* _What is being asked_: Here are some records; return them all exactly.

[Dataset entries]

⟨

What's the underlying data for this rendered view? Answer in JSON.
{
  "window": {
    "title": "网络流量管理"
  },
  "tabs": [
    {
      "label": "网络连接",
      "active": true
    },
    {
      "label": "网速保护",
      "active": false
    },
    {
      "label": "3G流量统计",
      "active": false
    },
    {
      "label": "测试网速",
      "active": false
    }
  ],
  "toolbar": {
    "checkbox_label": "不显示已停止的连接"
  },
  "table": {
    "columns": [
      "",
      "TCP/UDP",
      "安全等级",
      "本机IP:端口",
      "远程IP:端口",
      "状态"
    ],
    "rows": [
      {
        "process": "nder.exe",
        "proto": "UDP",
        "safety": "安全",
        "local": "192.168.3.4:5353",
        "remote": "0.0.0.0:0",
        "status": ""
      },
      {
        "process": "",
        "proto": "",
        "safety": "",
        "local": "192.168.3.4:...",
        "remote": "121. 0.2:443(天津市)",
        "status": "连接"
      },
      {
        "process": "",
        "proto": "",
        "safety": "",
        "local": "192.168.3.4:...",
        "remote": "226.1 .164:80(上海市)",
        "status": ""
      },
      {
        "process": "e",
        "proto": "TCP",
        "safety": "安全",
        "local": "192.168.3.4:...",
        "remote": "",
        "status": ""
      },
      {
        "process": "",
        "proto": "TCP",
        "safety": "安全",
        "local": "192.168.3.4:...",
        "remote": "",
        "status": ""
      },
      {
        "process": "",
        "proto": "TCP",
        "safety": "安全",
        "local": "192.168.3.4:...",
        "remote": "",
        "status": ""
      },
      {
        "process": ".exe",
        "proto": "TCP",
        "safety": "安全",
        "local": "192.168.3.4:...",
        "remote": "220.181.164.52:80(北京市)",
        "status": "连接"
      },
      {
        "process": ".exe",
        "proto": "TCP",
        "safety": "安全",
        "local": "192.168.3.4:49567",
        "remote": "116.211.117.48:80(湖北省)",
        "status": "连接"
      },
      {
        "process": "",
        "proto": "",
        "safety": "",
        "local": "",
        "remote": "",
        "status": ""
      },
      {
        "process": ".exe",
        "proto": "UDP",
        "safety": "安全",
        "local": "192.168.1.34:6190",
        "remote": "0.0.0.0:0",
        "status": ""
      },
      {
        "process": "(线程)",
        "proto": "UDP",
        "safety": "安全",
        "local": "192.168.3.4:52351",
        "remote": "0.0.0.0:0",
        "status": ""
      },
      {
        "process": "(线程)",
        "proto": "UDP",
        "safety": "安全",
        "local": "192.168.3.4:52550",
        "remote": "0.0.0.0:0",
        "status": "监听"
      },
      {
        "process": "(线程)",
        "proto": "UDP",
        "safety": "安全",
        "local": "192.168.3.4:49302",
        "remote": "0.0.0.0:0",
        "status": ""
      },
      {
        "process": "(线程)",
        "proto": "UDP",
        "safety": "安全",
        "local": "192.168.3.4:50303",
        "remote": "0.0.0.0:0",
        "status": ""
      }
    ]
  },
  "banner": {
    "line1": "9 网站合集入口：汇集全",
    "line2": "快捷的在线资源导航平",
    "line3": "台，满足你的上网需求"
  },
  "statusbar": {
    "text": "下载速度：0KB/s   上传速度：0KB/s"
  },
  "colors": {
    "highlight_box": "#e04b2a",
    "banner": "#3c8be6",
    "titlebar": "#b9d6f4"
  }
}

⟩

* _Task answer_:
What's the underlying data for this rendered view? Answer in JSON.
{
  "window": {
    "title": "网络流量管理"
  },
  "tabs": [
    {
      "label": "网络连接",
      "active": true
    },
    {
      "label": "网速保护",
      "active": false
    },
    {
      "label": "3G流量统计",
      "active": false
    },
    {
      "label": "测试网速",
      "active": false
    }
  ],
  "toolbar": {
    "checkbox_label": "不显示已停止的连接"
  },
  "table": {
    "columns": [
      "",
      "TCP/UDP",
      "安全等级",
      "本机IP:端口",
      "远程IP:端口",
      "状态"
    ],
    "rows": [
      {
        "process": "nder.exe",
        "proto": "UDP",
        "safety": "安全",
        "local": "192.168.3.4:5353",
        "remote": "0.0.0.0:0",
        "status": ""
      },
      {
        "process": "",
        "proto": "",
        "safety": "",
        "local": "192.168.3.4:...",
        "remote": "121. 0.2:443(天津市)",
        "status": "连接"
      },
      {
        "process": "",
        "proto": "",
        "safety": "",
        "local": "192.168.3.4:...",
        "remote": "226.1 .164:80(上海市)",
        "status": ""
      },
      {
        "process": "e",
        "proto": "TCP",
        "safety": "安全",
        "local": "192.168.3.4:...",
        "remote": "",
        "status": ""
      },
      {
        "process": "",
        "proto": "TCP",
        "safety": "安全",
        "local": "192.168.3.4:...",
        "remote": "",
        "status": ""
      },
      {
        "process": "",
        "proto": "TCP",
        "safety": "安全",
        "local": "192.168.3.4:...",
        "remote": "",
        "status": ""
      },
      {
        "process": ".exe",
        "proto": "TCP",
        "safety": "安全",
        "local": "192.168.3.4:...",
        "remote": "220.181.164.52:80(北京市)",
        "status": "连接"
      },
      {
        "process": ".exe",
        "proto": "TCP",
        "safety": "安全",
        "local": "192.168.3.4:49567",
        "remote": "116.211.117.48:80(湖北省)",
        "status": "连接"
      },
      {
        "process": "",
        "proto": "",
        "safety": "",
        "local": "",
        "remote": "",
        "status": ""
      },
      {
        "process": ".exe",
        "proto": "UDP",
        "safety": "安全",
        "local": "192.168.1.34:6190",
        "remote": "0.0.0.0:0",
        "status": ""
      },
      {
        "process": "(线程)",
        "proto": "UDP",
        "safety": "安全",
        "local": "192.168.3.4:52351",
        "remote": "0.0.0.0:0",
        "status": ""
      },
      {
        "process": "(线程)",
        "proto": "UDP",
        "safety": "安全",
        "local": "192.168.3.4:52550",
        "remote": "0.0.0.0:0",
        "status": "监听"
      },
      {
        "process": "(线程)",
        "proto": "UDP",
        "safety": "安全",
        "local": "192.168.3.4:49302",
        "remote": "0.0.0.0:0",
        "status": ""
      },
      {
        "process": "(线程)",
        "proto": "UDP",
        "safety": "安全",
        "local": "192.168.3.4:50303",
        "remote": "0.0.0.0:0",
        "status": ""
      }
    ]
  },
  "banner": {
    "line1": "9 网站合集入口：汇集全",
    "line2": "快捷的在线资源导航平",
    "line3": "台，满足你的上网需求"
  },
  "statusbar": {
    "text": "下载速度：0KB/s   上传速度：0KB/s"
  },
  "colors": {
    "highlight_box": "#e04b2a",
    "banner": "#3c8be6",
    "titlebar": "#b9d6f4"
  }
}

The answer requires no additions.